─── RECORDS SUPPLIED ───

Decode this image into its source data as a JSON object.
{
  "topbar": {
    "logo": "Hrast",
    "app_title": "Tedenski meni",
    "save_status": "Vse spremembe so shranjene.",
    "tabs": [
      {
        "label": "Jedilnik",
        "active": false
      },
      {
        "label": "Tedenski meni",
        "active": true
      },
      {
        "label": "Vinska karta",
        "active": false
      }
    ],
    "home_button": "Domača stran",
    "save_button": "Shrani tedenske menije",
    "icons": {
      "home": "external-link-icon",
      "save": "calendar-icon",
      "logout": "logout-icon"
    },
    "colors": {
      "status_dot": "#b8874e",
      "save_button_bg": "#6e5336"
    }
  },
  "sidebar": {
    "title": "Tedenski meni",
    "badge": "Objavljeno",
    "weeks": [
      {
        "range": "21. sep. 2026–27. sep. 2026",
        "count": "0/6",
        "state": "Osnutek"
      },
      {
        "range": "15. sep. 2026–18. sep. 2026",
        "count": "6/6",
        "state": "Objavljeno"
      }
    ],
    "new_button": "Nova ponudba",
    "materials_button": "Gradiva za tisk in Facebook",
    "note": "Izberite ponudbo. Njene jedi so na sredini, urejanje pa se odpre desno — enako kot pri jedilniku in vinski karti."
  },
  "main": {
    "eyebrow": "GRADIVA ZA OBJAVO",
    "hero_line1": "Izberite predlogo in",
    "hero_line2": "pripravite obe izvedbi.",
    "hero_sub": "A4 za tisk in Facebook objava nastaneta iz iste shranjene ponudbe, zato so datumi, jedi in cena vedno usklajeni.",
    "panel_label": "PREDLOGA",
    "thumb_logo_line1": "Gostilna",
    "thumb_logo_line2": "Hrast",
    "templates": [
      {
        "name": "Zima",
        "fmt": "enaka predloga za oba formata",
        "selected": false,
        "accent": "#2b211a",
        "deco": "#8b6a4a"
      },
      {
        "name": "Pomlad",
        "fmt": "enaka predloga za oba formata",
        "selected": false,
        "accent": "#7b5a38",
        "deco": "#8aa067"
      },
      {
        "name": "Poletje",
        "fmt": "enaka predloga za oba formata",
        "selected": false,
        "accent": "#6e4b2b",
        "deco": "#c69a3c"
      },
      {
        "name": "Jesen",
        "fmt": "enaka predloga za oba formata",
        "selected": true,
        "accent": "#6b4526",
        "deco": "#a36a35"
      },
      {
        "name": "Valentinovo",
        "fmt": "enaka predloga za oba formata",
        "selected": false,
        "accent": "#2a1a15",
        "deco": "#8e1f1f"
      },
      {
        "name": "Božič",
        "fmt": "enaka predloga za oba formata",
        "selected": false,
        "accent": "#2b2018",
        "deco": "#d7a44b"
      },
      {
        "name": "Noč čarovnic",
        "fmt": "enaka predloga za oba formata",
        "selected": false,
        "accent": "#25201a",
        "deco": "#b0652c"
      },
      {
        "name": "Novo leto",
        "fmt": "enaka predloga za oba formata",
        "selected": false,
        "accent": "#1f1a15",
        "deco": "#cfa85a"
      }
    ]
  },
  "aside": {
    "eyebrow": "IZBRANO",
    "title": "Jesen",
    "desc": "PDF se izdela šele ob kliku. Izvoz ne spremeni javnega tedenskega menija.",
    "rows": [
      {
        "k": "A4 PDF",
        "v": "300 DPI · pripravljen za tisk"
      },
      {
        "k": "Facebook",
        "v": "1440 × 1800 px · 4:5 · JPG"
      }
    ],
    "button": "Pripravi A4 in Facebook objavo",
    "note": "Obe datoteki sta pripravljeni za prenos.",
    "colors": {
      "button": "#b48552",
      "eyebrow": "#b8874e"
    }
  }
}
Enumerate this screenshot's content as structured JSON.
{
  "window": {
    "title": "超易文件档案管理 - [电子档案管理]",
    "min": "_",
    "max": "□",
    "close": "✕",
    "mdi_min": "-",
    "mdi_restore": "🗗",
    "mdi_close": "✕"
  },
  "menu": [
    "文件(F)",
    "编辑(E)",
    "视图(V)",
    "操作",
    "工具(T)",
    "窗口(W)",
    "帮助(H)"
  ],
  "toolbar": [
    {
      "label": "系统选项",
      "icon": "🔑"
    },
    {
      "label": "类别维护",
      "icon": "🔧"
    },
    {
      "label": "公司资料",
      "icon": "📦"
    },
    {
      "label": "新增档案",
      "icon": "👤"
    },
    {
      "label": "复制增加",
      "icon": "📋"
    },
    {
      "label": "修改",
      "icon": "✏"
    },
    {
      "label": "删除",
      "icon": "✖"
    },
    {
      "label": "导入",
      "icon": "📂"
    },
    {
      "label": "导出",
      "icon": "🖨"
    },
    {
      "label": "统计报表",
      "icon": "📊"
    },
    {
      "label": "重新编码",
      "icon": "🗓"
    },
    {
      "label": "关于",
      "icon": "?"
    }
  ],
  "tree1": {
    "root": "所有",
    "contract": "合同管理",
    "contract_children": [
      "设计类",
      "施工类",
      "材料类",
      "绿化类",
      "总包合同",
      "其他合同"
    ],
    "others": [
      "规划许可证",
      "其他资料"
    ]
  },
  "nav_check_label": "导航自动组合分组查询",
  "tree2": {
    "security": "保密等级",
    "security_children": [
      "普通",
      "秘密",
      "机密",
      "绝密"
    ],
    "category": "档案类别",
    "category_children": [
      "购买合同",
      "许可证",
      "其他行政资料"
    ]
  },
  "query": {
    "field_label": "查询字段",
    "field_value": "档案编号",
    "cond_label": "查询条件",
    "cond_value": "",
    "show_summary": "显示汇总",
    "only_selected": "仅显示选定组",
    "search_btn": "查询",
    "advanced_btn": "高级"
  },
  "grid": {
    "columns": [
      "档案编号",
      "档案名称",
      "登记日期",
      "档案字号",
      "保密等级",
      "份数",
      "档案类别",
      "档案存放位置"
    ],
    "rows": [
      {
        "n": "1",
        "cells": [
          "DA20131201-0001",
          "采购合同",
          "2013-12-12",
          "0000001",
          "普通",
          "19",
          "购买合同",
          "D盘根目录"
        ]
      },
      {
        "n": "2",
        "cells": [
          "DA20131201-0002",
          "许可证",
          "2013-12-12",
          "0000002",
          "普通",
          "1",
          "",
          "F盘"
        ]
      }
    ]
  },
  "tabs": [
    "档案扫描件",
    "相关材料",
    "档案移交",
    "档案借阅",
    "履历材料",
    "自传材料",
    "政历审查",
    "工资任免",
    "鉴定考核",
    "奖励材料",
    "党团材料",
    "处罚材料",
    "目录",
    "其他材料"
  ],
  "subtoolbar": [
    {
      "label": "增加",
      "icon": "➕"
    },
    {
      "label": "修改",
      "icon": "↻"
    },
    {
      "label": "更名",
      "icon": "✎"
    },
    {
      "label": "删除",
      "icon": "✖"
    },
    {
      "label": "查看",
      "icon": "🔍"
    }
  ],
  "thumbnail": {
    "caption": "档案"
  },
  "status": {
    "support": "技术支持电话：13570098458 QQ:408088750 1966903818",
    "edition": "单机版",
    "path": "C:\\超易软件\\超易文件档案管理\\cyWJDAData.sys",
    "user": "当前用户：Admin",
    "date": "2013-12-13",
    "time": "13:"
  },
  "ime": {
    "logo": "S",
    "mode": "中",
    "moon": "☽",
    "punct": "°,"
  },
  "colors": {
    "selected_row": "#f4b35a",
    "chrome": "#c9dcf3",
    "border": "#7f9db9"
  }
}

───

◆ AIM OF THE TASK
Write out every record verbatim.

◆ THE COMPLETED TASK
Decode this image into its source data as a JSON object.
{
  "topbar": {
    "logo": "Hrast",
    "app_title": "Tedenski meni",
    "save_status": "Vse spremembe so shranjene.",
    "tabs": [
      {
        "label": "Jedilnik",
        "active": false
      },
      {
        "label": "Tedenski meni",
        "active": true
      },
      {
        "label": "Vinska karta",
        "active": false
      }
    ],
    "home_button": "Domača stran",
    "save_button": "Shrani tedenske menije",
    "icons": {
      "home": "external-link-icon",
      "save": "calendar-icon",
      "logout": "logout-icon"
    },
    "colors": {
      "status_dot": "#b8874e",
      "save_button_bg": "#6e5336"
    }
  },
  "sidebar": {
    "title": "Tedenski meni",
    "badge": "Objavljeno",
    "weeks": [
      {
        "range": "21. sep. 2026–27. sep. 2026",
        "count": "0/6",
        "state": "Osnutek"
      },
      {
        "range": "15. sep. 2026–18. sep. 2026",
        "count": "6/6",
        "state": "Objavljeno"
      }
    ],
    "new_button": "Nova ponudba",
    "materials_button": "Gradiva za tisk in Facebook",
    "note": "Izberite ponudbo. Njene jedi so na sredini, urejanje pa se odpre desno — enako kot pri jedilniku in vinski karti."
  },
  "main": {
    "eyebrow": "GRADIVA ZA OBJAVO",
    "hero_line1": "Izberite predlogo in",
    "hero_line2": "pripravite obe izvedbi.",
    "hero_sub": "A4 za tisk in Facebook objava nastaneta iz iste shranjene ponudbe, zato so datumi, jedi in cena vedno usklajeni.",
    "panel_label": "PREDLOGA",
    "thumb_logo_line1": "Gostilna",
    "thumb_logo_line2": "Hrast",
    "templates": [
      {
        "name": "Zima",
        "fmt": "enaka predloga za oba formata",
        "selected": false,
        "accent": "#2b211a",
        "deco": "#8b6a4a"
      },
      {
        "name": "Pomlad",
        "fmt": "enaka predloga za oba formata",
        "selected": false,
        "accent": "#7b5a38",
        "deco": "#8aa067"
      },
      {
        "name": "Poletje",
        "fmt": "enaka predloga za oba formata",
        "selected": false,
        "accent": "#6e4b2b",
        "deco": "#c69a3c"
      },
      {
        "name": "Jesen",
        "fmt": "enaka predloga za oba formata",
        "selected": true,
        "accent": "#6b4526",
        "deco": "#a36a35"
      },
      {
        "name": "Valentinovo",
        "fmt": "enaka predloga za oba formata",
        "selected": false,
        "accent": "#2a1a15",
        "deco": "#8e1f1f"
      },
      {
        "name": "Božič",
        "fmt": "enaka predloga za oba formata",
        "selected": false,
        "accent": "#2b2018",
        "deco": "#d7a44b"
      },
      {
        "name": "Noč čarovnic",
        "fmt": "enaka predloga za oba formata",
        "selected": false,
        "accent": "#25201a",
        "deco": "#b0652c"
      },
      {
        "name": "Novo leto",
        "fmt": "enaka predloga za oba formata",
        "selected": false,
        "accent": "#1f1a15",
        "deco": "#cfa85a"
      }
    ]
  },
  "aside": {
    "eyebrow": "IZBRANO",
    "title": "Jesen",
    "desc": "PDF se izdela šele ob kliku. Izvoz ne spremeni javnega tedenskega menija.",
    "rows": [
      {
        "k": "A4 PDF",
        "v": "300 DPI · pripravljen za tisk"
      },
      {
        "k": "Facebook",
        "v": "1440 × 1800 px · 4:5 · JPG"
      }
    ],
    "button": "Pripravi A4 in Facebook objavo",
    "note": "Obe datoteki sta pripravljeni za prenos.",
    "colors": {
      "button": "#b48552",
      "eyebrow": "#b8874e"
    }
  }
}
Enumerate this screenshot's content as structured JSON.
{
  "window": {
    "title": "超易文件档案管理 - [电子档案管理]",
    "min": "_",
    "max": "□",
    "close": "✕",
    "mdi_min": "-",
    "mdi_restore": "🗗",
    "mdi_close": "✕"
  },
  "menu": [
    "文件(F)",
    "编辑(E)",
    "视图(V)",
    "操作",
    "工具(T)",
    "窗口(W)",
    "帮助(H)"
  ],
  "toolbar": [
    {
      "label": "系统选项",
      "icon": "🔑"
    },
    {
      "label": "类别维护",
      "icon": "🔧"
    },
    {
      "label": "公司资料",
      "icon": "📦"
    },
    {
      "label": "新增档案",
      "icon": "👤"
    },
    {
      "label": "复制增加",
      "icon": "📋"
    },
    {
      "label": "修改",
      "icon": "✏"
    },
    {
      "label": "删除",
      "icon": "✖"
    },
    {
      "label": "导入",
      "icon": "📂"
    },
    {
      "label": "导出",
      "icon": "🖨"
    },
    {
      "label": "统计报表",
      "icon": "📊"
    },
    {
      "label": "重新编码",
      "icon": "🗓"
    },
    {
      "label": "关于",
      "icon": "?"
    }
  ],
  "tree1": {
    "root": "所有",
    "contract": "合同管理",
    "contract_children": [
      "设计类",
      "施工类",
      "材料类",
      "绿化类",
      "总包合同",
      "其他合同"
    ],
    "others": [
      "规划许可证",
      "其他资料"
    ]
  },
  "nav_check_label": "导航自动组合分组查询",
  "tree2": {
    "security": "保密等级",
    "security_children": [
      "普通",
      "秘密",
      "机密",
      "绝密"
    ],
    "category": "档案类别",
    "category_children": [
      "购买合同",
      "许可证",
      "其他行政资料"
    ]
  },
  "query": {
    "field_label": "查询字段",
    "field_value": "档案编号",
    "cond_label": "查询条件",
    "cond_value": "",
    "show_summary": "显示汇总",
    "only_selected": "仅显示选定组",
    "search_btn": "查询",
    "advanced_btn": "高级"
  },
  "grid": {
    "columns": [
      "档案编号",
      "档案名称",
      "登记日期",
      "档案字号",
      "保密等级",
      "份数",
      "档案类别",
      "档案存放位置"
    ],
    "rows": [
      {
        "n": "1",
        "cells": [
          "DA20131201-0001",
          "采购合同",
          "2013-12-12",
          "0000001",
          "普通",
          "19",
          "购买合同",
          "D盘根目录"
        ]
      },
      {
        "n": "2",
        "cells": [
          "DA20131201-0002",
          "许可证",
          "2013-12-12",
          "0000002",
          "普通",
          "1",
          "",
          "F盘"
        ]
      }
    ]
  },
  "tabs": [
    "档案扫描件",
    "相关材料",
    "档案移交",
    "档案借阅",
    "履历材料",
    "自传材料",
    "政历审查",
    "工资任免",
    "鉴定考核",
    "奖励材料",
    "党团材料",
    "处罚材料",
    "目录",
    "其他材料"
  ],
  "subtoolbar": [
    {
      "label": "增加",
      "icon": "➕"
    },
    {
      "label": "修改",
      "icon": "↻"
    },
    {
      "label": "更名",
      "icon": "✎"
    },
    {
      "label": "删除",
      "icon": "✖"
    },
    {
      "label": "查看",
      "icon": "🔍"
    }
  ],
  "thumbnail": {
    "caption": "档案"
  },
  "status": {
    "support": "技术支持电话：13570098458 QQ:408088750 1966903818",
    "edition": "单机版",
    "path": "C:\\超易软件\\超易文件档案管理\\cyWJDAData.sys",
    "user": "当前用户：Admin",
    "date": "2013-12-13",
    "time": "13:"
  },
  "ime": {
    "logo": "S",
    "mode": "中",
    "moon": "☽",
    "punct": "°,"
  },
  "colors": {
    "selected_row": "#f4b35a",
    "chrome": "#c9dcf3",
    "border": "#7f9db9"
  }
}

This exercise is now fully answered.